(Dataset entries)
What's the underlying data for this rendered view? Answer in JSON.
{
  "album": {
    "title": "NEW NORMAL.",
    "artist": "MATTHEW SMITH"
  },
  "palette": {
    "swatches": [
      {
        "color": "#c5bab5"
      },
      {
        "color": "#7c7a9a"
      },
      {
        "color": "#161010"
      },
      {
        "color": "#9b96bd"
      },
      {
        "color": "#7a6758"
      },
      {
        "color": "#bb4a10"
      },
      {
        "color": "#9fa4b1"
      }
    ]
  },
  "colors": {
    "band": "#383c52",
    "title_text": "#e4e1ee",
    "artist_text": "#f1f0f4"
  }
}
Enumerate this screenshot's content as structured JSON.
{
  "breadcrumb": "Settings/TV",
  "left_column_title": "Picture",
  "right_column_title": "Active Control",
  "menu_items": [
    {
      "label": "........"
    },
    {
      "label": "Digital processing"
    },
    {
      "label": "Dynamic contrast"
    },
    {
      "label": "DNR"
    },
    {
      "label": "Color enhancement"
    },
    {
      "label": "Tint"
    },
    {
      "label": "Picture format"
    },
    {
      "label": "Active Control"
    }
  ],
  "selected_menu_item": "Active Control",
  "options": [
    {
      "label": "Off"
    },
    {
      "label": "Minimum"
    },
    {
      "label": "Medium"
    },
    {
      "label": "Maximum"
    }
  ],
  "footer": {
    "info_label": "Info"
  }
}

> **Exercise details**
Look over the material above and show each line where "Picture" appears.

> **Completed task**
  "left_column_title": "Picture",
      "label": "Picture format"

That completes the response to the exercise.